[Layout records]
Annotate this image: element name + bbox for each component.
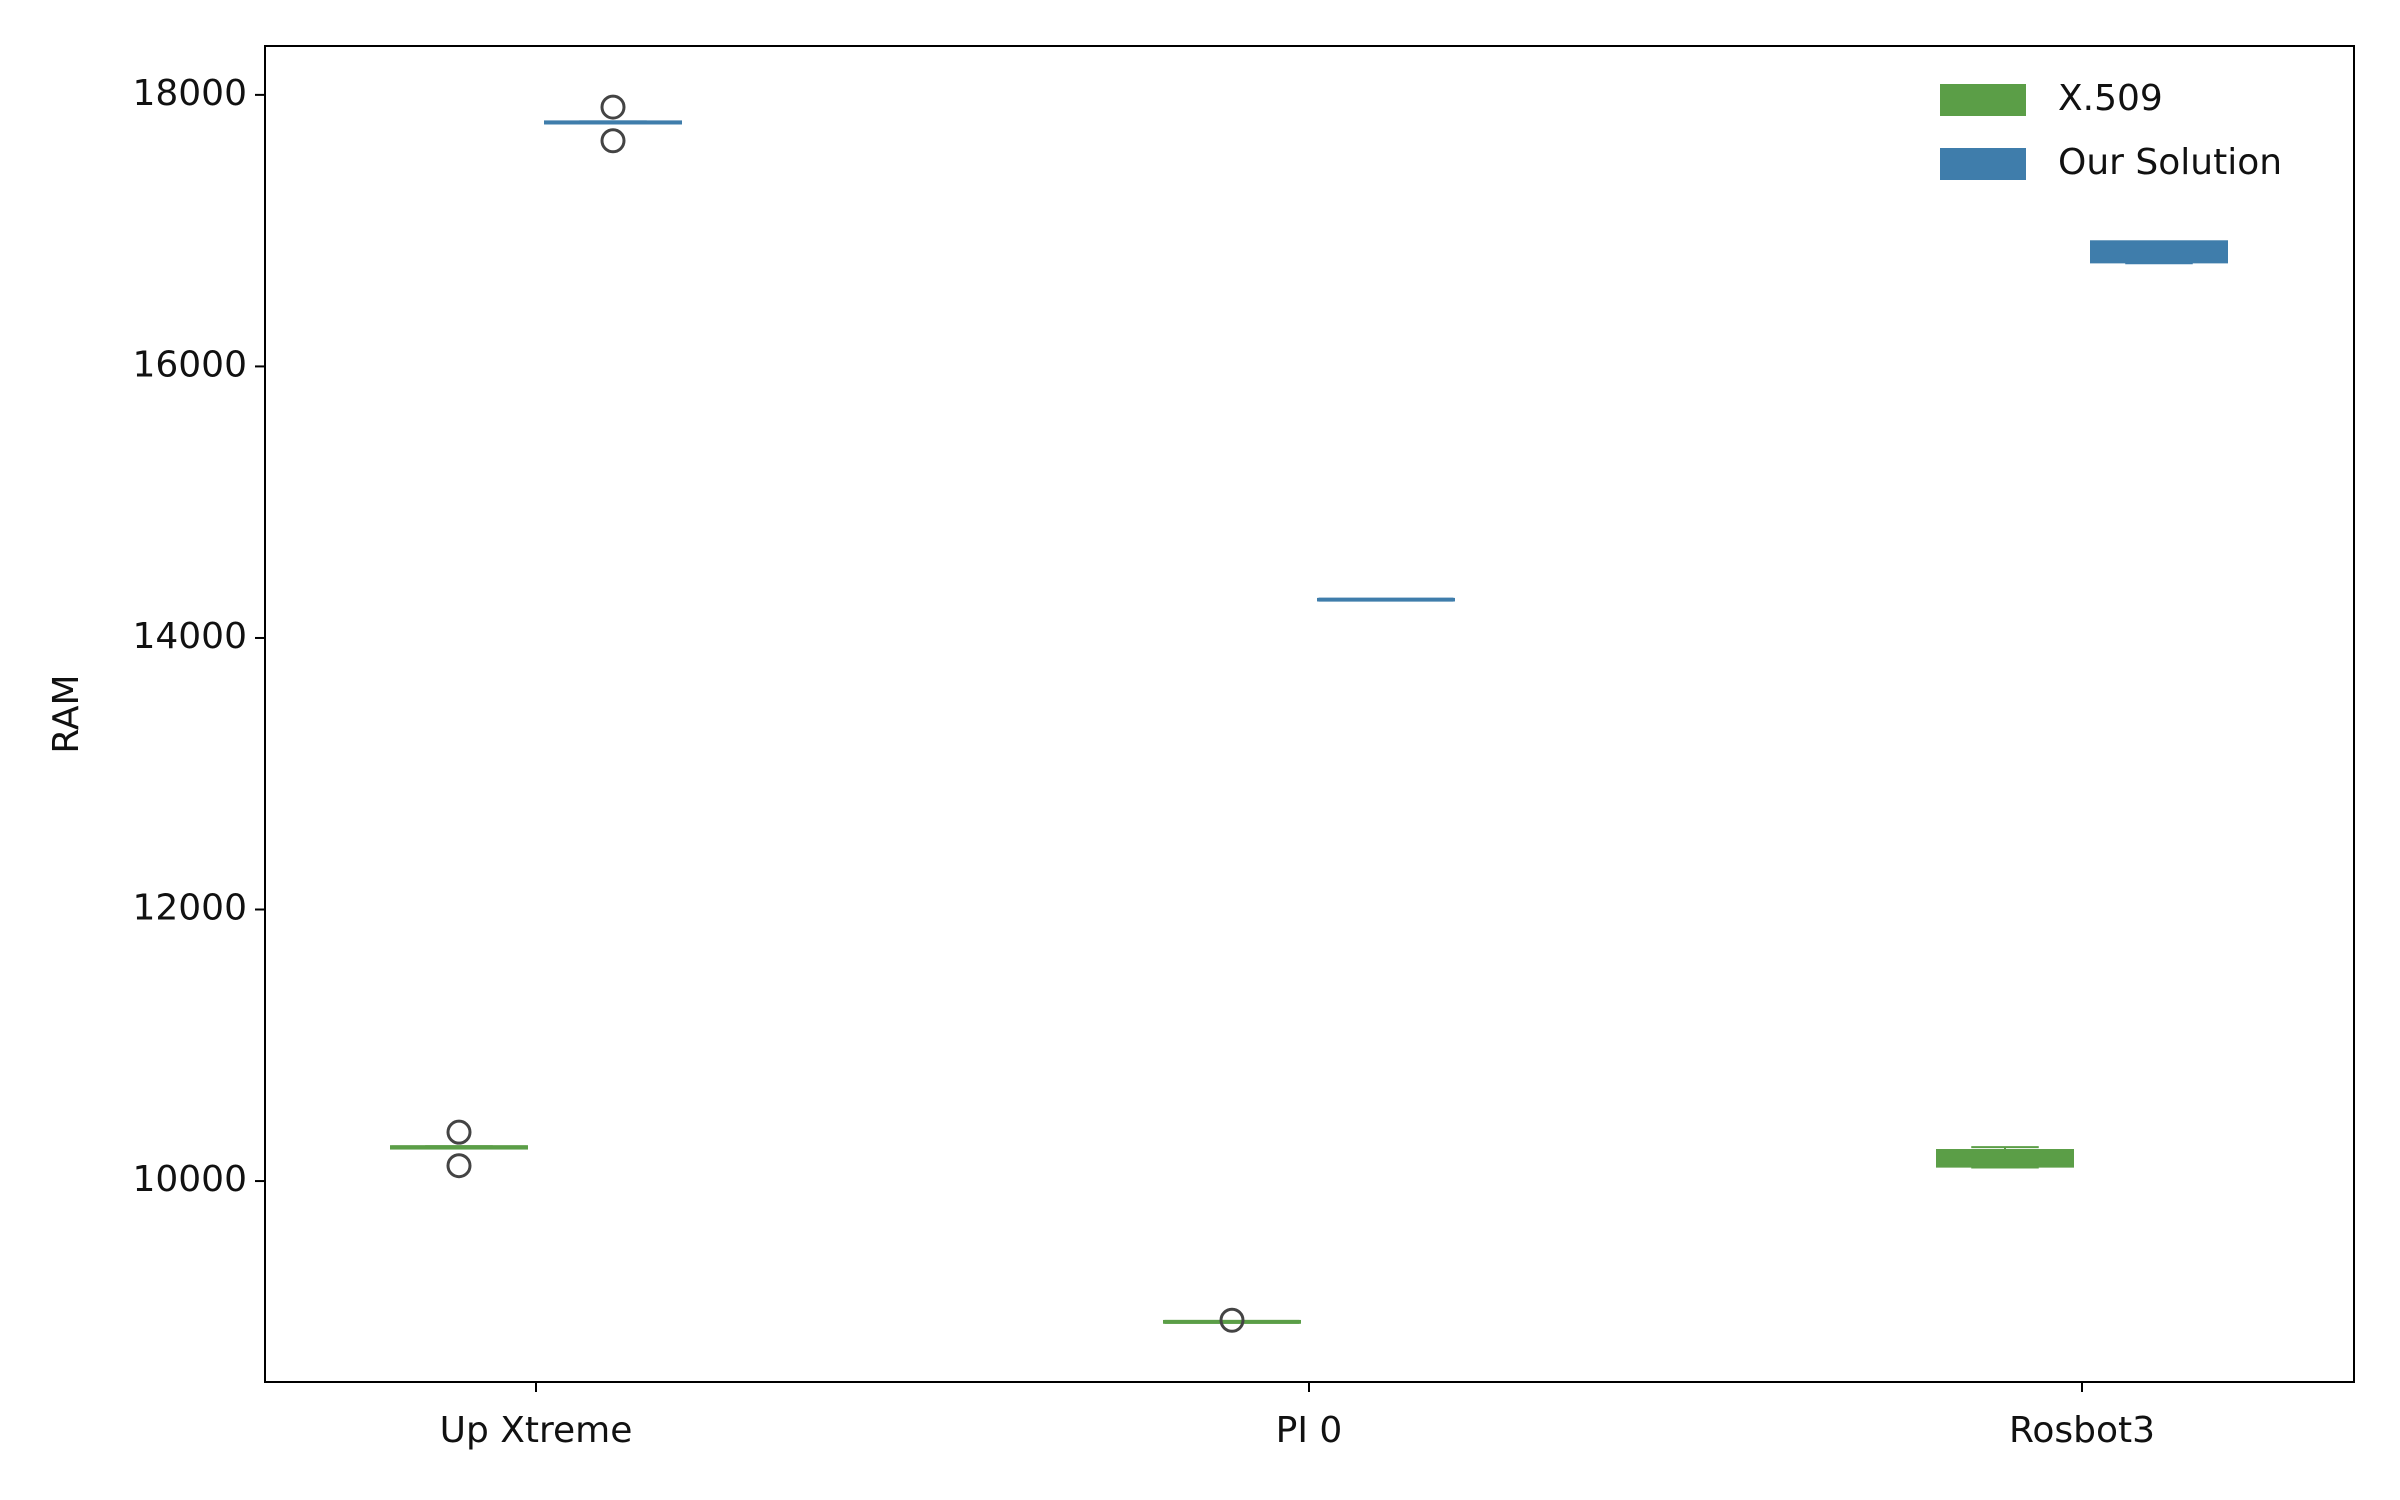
legend-swatch — [1940, 148, 2026, 180]
plot-frame — [264, 45, 2355, 1383]
outlier — [600, 128, 626, 154]
y-tick-label: 10000 — [132, 1159, 247, 1200]
x-tick-label: Up Xtreme — [440, 1410, 633, 1451]
outlier — [446, 1153, 472, 1179]
outlier — [446, 1119, 472, 1145]
y-axis-label: RAM — [46, 674, 87, 753]
x-tick-label: Rosbot3 — [2009, 1410, 2155, 1451]
y-tick-label: 18000 — [132, 73, 247, 114]
outlier — [600, 94, 626, 120]
outlier — [1219, 1307, 1245, 1333]
y-tick-label: 12000 — [132, 888, 247, 929]
legend-label: X.509 — [2058, 78, 2163, 119]
legend-label: Our Solution — [2058, 142, 2282, 183]
y-tick-label: 14000 — [132, 616, 247, 657]
y-tick-label: 16000 — [132, 344, 247, 385]
x-tick-label: PI 0 — [1276, 1410, 1343, 1451]
legend-swatch — [1940, 84, 2026, 116]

Your instructions>
Could you copy every row above character for character, leaving out the pictures?

Full answer>
Annotate this image: element name + bbox for each component.
legend-swatch — [1940, 148, 2026, 180]
plot-frame — [264, 45, 2355, 1383]
outlier — [600, 128, 626, 154]
y-tick-label: 10000 — [132, 1159, 247, 1200]
x-tick-label: Up Xtreme — [440, 1410, 633, 1451]
outlier — [446, 1153, 472, 1179]
outlier — [446, 1119, 472, 1145]
y-axis-label: RAM — [46, 674, 87, 753]
x-tick-label: Rosbot3 — [2009, 1410, 2155, 1451]
y-tick-label: 18000 — [132, 73, 247, 114]
outlier — [600, 94, 626, 120]
outlier — [1219, 1307, 1245, 1333]
y-tick-label: 12000 — [132, 888, 247, 929]
legend-label: X.509 — [2058, 78, 2163, 119]
legend-label: Our Solution — [2058, 142, 2282, 183]
y-tick-label: 14000 — [132, 616, 247, 657]
y-tick-label: 16000 — [132, 344, 247, 385]
x-tick-label: PI 0 — [1276, 1410, 1343, 1451]
legend-swatch — [1940, 84, 2026, 116]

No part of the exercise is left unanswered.